**What you will do**. Transcribe each entry below exactly. Pictures do not go in the copy.
◇ ◇ ◇ ◇ ◇
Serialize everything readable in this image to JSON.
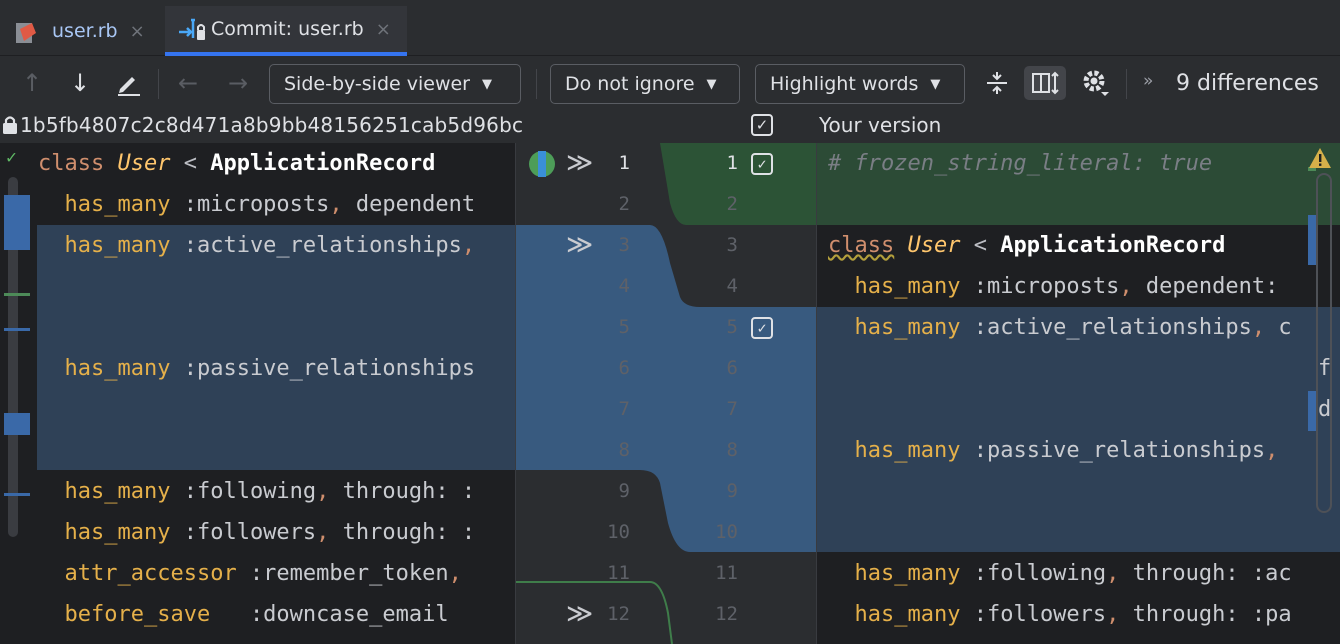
{
  "tabs": [
    {
      "label": "user.rb",
      "close": "×"
    },
    {
      "label": "Commit: user.rb",
      "close": "×"
    }
  ],
  "toolbar": {
    "viewer": "Side-by-side viewer",
    "ignore": "Do not ignore",
    "highlight": "Highlight words",
    "caret": "▼",
    "chevrons": "»",
    "differences": "9 differences"
  },
  "header": {
    "hash": "1b5fb4807c2c8d471a8b9bb48156251cab5d96bc",
    "your_version": "Your version"
  },
  "left_lines": [
    "class User < ApplicationRecord",
    "  has_many :microposts, dependent",
    "  has_many :active_relationships,",
    "",
    "",
    "  has_many :passive_relationships",
    "",
    "",
    "  has_many :following, through: :",
    "  has_many :followers, through: :",
    "  attr_accessor :remember_token,",
    "  before_save   :downcase_email"
  ],
  "right_lines": [
    "# frozen_string_literal: true",
    "",
    "class User < ApplicationRecord",
    "  has_many :microposts, dependent:",
    "  has_many :active_relationships, c",
    "",
    "",
    "  has_many :passive_relationships,",
    "",
    "",
    "  has_many :following, through: :ac",
    "  has_many :followers, through: :pa"
  ],
  "line_numbers": [
    "1",
    "2",
    "3",
    "4",
    "5",
    "6",
    "7",
    "8",
    "9",
    "10",
    "11",
    "12"
  ],
  "icons": [
    "ruby-file-icon",
    "merge-icon",
    "up-arrow-icon",
    "down-arrow-icon",
    "edit-icon",
    "back-arrow-icon",
    "forward-arrow-icon",
    "collapse-icon",
    "columns-icon",
    "gear-icon",
    "lock-icon",
    "apply-chevrons-icon",
    "checkbox-icon",
    "warning-icon"
  ],
  "colors": {
    "accent": "#3574f0",
    "changed_bg": "#2f4157",
    "inserted_bg": "#2c4b36",
    "connector_changed": "#385a7f",
    "connector_inserted": "#2d5a37"
  }
}
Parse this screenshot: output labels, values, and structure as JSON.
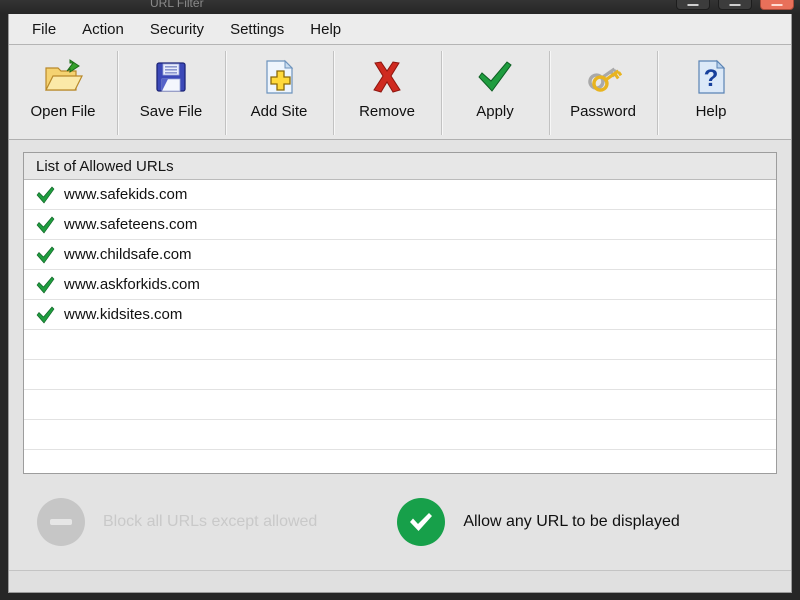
{
  "window": {
    "title": "URL Filter",
    "controls": [
      {
        "name": "minimize",
        "label": "—"
      },
      {
        "name": "maximize",
        "label": "□"
      },
      {
        "name": "close",
        "label": "✕"
      }
    ]
  },
  "menu": {
    "items": [
      {
        "label": "File"
      },
      {
        "label": "Action"
      },
      {
        "label": "Security"
      },
      {
        "label": "Settings"
      },
      {
        "label": "Help"
      }
    ]
  },
  "toolbar": {
    "buttons": [
      {
        "label": "Open File",
        "icon": "open-folder-icon"
      },
      {
        "label": "Save File",
        "icon": "floppy-disk-icon"
      },
      {
        "label": "Add Site",
        "icon": "document-plus-icon"
      },
      {
        "label": "Remove",
        "icon": "red-x-icon"
      },
      {
        "label": "Apply",
        "icon": "green-check-icon"
      },
      {
        "label": "Password",
        "icon": "keys-icon"
      },
      {
        "label": "Help",
        "icon": "question-document-icon"
      }
    ]
  },
  "list": {
    "header": "List of Allowed URLs",
    "rows": [
      {
        "url": "www.safekids.com",
        "allowed": true
      },
      {
        "url": "www.safeteens.com",
        "allowed": true
      },
      {
        "url": "www.childsafe.com",
        "allowed": true
      },
      {
        "url": "www.askforkids.com",
        "allowed": true
      },
      {
        "url": "www.kidsites.com",
        "allowed": true
      }
    ],
    "empty_row_count": 5
  },
  "status": {
    "block_mode": {
      "label": "Block all URLs except allowed",
      "active": false,
      "icon": "minus-circle-icon"
    },
    "allow_mode": {
      "label": "Allow any URL to be displayed",
      "active": true,
      "icon": "check-circle-icon"
    }
  },
  "colors": {
    "green_check": "#1f9c3f",
    "green_circle": "#17a04a",
    "red_x": "#cc2222",
    "gray_off": "#c6c6c6",
    "window_bg": "#e3e3e3",
    "toolbar_bg": "#e8e8e8",
    "title_close": "#e8705a"
  }
}
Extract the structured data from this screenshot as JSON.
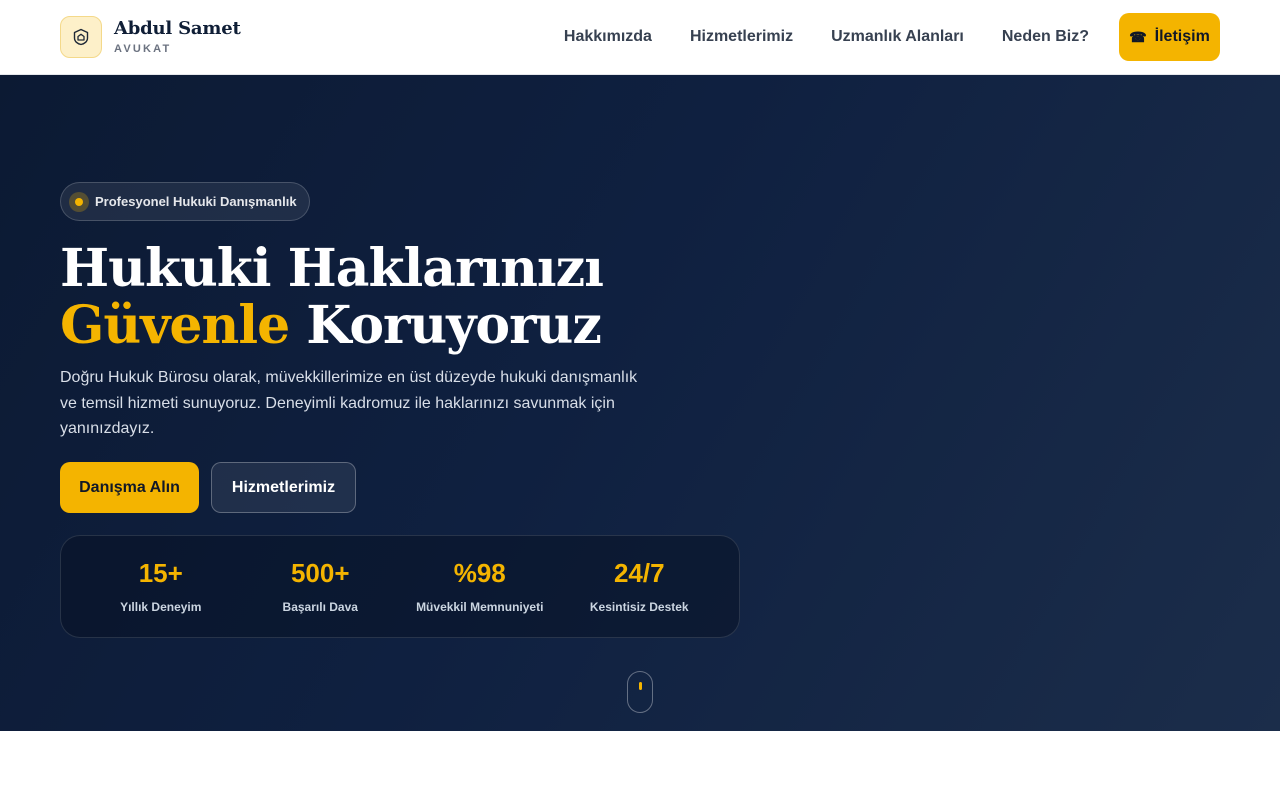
{
  "brand": {
    "name": "Abdul Samet",
    "subtitle": "AVUKAT",
    "logo_icon": "shield-home-icon"
  },
  "nav": {
    "items": [
      {
        "label": "Hakkımızda"
      },
      {
        "label": "Hizmetlerimiz"
      },
      {
        "label": "Uzmanlık Alanları"
      },
      {
        "label": "Neden Biz?"
      }
    ],
    "contact_label": "İletişim",
    "contact_icon": "phone-icon"
  },
  "hero": {
    "badge": "Profesyonel Hukuki Danışmanlık",
    "headline_line1": "Hukuki Haklarınızı",
    "headline_accent": "Güvenle",
    "headline_rest": " Koruyoruz",
    "description": "Doğru Hukuk Bürosu olarak, müvekkillerimize en üst düzeyde hukuki danışmanlık ve temsil hizmeti sunuyoruz. Deneyimli kadromuz ile haklarınızı savunmak için yanınızdayız.",
    "primary_button": "Danışma Alın",
    "secondary_button": "Hizmetlerimiz"
  },
  "stats": [
    {
      "value": "15+",
      "label": "Yıllık Deneyim"
    },
    {
      "value": "500+",
      "label": "Başarılı Dava"
    },
    {
      "value": "%98",
      "label": "Müvekkil Memnuniyeti"
    },
    {
      "value": "24/7",
      "label": "Kesintisiz Destek"
    }
  ],
  "colors": {
    "accent": "#f4b400",
    "hero_bg": "#0f2040",
    "text_dark": "#0f1e36"
  }
}
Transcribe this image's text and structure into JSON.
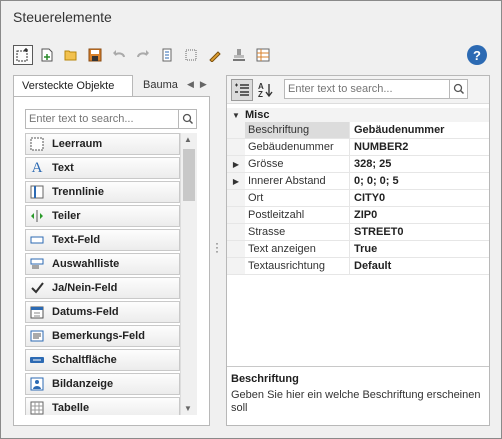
◇ ◇ ◇ ◇ ◇
**Task result**.
Serialize everything readable in this image to JSON.
{
  "tabs": [
    {
      "label": "user.rb",
      "close": "×"
    },
    {
      "label": "Commit: user.rb",
      "close": "×"
    }
  ],
  "toolbar": {
    "viewer": "Side-by-side viewer",
    "ignore": "Do not ignore",
    "highlight": "Highlight words",
    "caret": "▼",
    "chevrons": "»",
    "differences": "9 differences"
  },
  "header": {
    "hash": "1b5fb4807c2c8d471a8b9bb48156251cab5d96bc",
    "your_version": "Your version"
  },
  "left_lines": [
    "class User < ApplicationRecord",
    "  has_many :microposts, dependent",
    "  has_many :active_relationships,",
    "",
    "",
    "  has_many :passive_relationships",
    "",
    "",
    "  has_many :following, through: :",
    "  has_many :followers, through: :",
    "  attr_accessor :remember_token,",
    "  before_save   :downcase_email"
  ],
  "right_lines": [
    "# frozen_string_literal: true",
    "",
    "class User < ApplicationRecord",
    "  has_many :microposts, dependent:",
    "  has_many :active_relationships, c",
    "",
    "",
    "  has_many :passive_relationships,",
    "",
    "",
    "  has_many :following, through: :ac",
    "  has_many :followers, through: :pa"
  ],
  "line_numbers": [
    "1",
    "2",
    "3",
    "4",
    "5",
    "6",
    "7",
    "8",
    "9",
    "10",
    "11",
    "12"
  ],
  "icons": [
    "ruby-file-icon",
    "merge-icon",
    "up-arrow-icon",
    "down-arrow-icon",
    "edit-icon",
    "back-arrow-icon",
    "forward-arrow-icon",
    "collapse-icon",
    "columns-icon",
    "gear-icon",
    "lock-icon",
    "apply-chevrons-icon",
    "checkbox-icon",
    "warning-icon"
  ],
  "colors": {
    "accent": "#3574f0",
    "changed_bg": "#2f4157",
    "inserted_bg": "#2c4b36",
    "connector_changed": "#385a7f",
    "connector_inserted": "#2d5a37"
  }
}
Parse this screenshot: output labels, values, and structure as JSON.
{
  "window": {
    "title": "URL Filter",
    "controls": [
      {
        "name": "minimize",
        "label": "—"
      },
      {
        "name": "maximize",
        "label": "□"
      },
      {
        "name": "close",
        "label": "✕"
      }
    ]
  },
  "menu": {
    "items": [
      {
        "label": "File"
      },
      {
        "label": "Action"
      },
      {
        "label": "Security"
      },
      {
        "label": "Settings"
      },
      {
        "label": "Help"
      }
    ]
  },
  "toolbar": {
    "buttons": [
      {
        "label": "Open File",
        "icon": "open-folder-icon"
      },
      {
        "label": "Save File",
        "icon": "floppy-disk-icon"
      },
      {
        "label": "Add Site",
        "icon": "document-plus-icon"
      },
      {
        "label": "Remove",
        "icon": "red-x-icon"
      },
      {
        "label": "Apply",
        "icon": "green-check-icon"
      },
      {
        "label": "Password",
        "icon": "keys-icon"
      },
      {
        "label": "Help",
        "icon": "question-document-icon"
      }
    ]
  },
  "list": {
    "header": "List of Allowed URLs",
    "rows": [
      {
        "url": "www.safekids.com",
        "allowed": true
      },
      {
        "url": "www.safeteens.com",
        "allowed": true
      },
      {
        "url": "www.childsafe.com",
        "allowed": true
      },
      {
        "url": "www.askforkids.com",
        "allowed": true
      },
      {
        "url": "www.kidsites.com",
        "allowed": true
      }
    ],
    "empty_row_count": 5
  },
  "status": {
    "block_mode": {
      "label": "Block all URLs except allowed",
      "active": false,
      "icon": "minus-circle-icon"
    },
    "allow_mode": {
      "label": "Allow any URL to be displayed",
      "active": true,
      "icon": "check-circle-icon"
    }
  },
  "colors": {
    "green_check": "#1f9c3f",
    "green_circle": "#17a04a",
    "red_x": "#cc2222",
    "gray_off": "#c6c6c6",
    "window_bg": "#e3e3e3",
    "toolbar_bg": "#e8e8e8",
    "title_close": "#e8705a"
  }
}
Extract the structured data from this screenshot as JSON.
{
  "brand": {
    "name": "Abdul Samet",
    "subtitle": "AVUKAT",
    "logo_icon": "shield-home-icon"
  },
  "nav": {
    "items": [
      {
        "label": "Hakkımızda"
      },
      {
        "label": "Hizmetlerimiz"
      },
      {
        "label": "Uzmanlık Alanları"
      },
      {
        "label": "Neden Biz?"
      }
    ],
    "contact_label": "İletişim",
    "contact_icon": "phone-icon"
  },
  "hero": {
    "badge": "Profesyonel Hukuki Danışmanlık",
    "headline_line1": "Hukuki Haklarınızı",
    "headline_accent": "Güvenle",
    "headline_rest": " Koruyoruz",
    "description": "Doğru Hukuk Bürosu olarak, müvekkillerimize en üst düzeyde hukuki danışmanlık ve temsil hizmeti sunuyoruz. Deneyimli kadromuz ile haklarınızı savunmak için yanınızdayız.",
    "primary_button": "Danışma Alın",
    "secondary_button": "Hizmetlerimiz"
  },
  "stats": [
    {
      "value": "15+",
      "label": "Yıllık Deneyim"
    },
    {
      "value": "500+",
      "label": "Başarılı Dava"
    },
    {
      "value": "%98",
      "label": "Müvekkil Memnuniyeti"
    },
    {
      "value": "24/7",
      "label": "Kesintisiz Destek"
    }
  ],
  "colors": {
    "accent": "#f4b400",
    "hero_bg": "#0f2040",
    "text_dark": "#0f1e36"
  }
}
Transcribe this image's text and structure into JSON.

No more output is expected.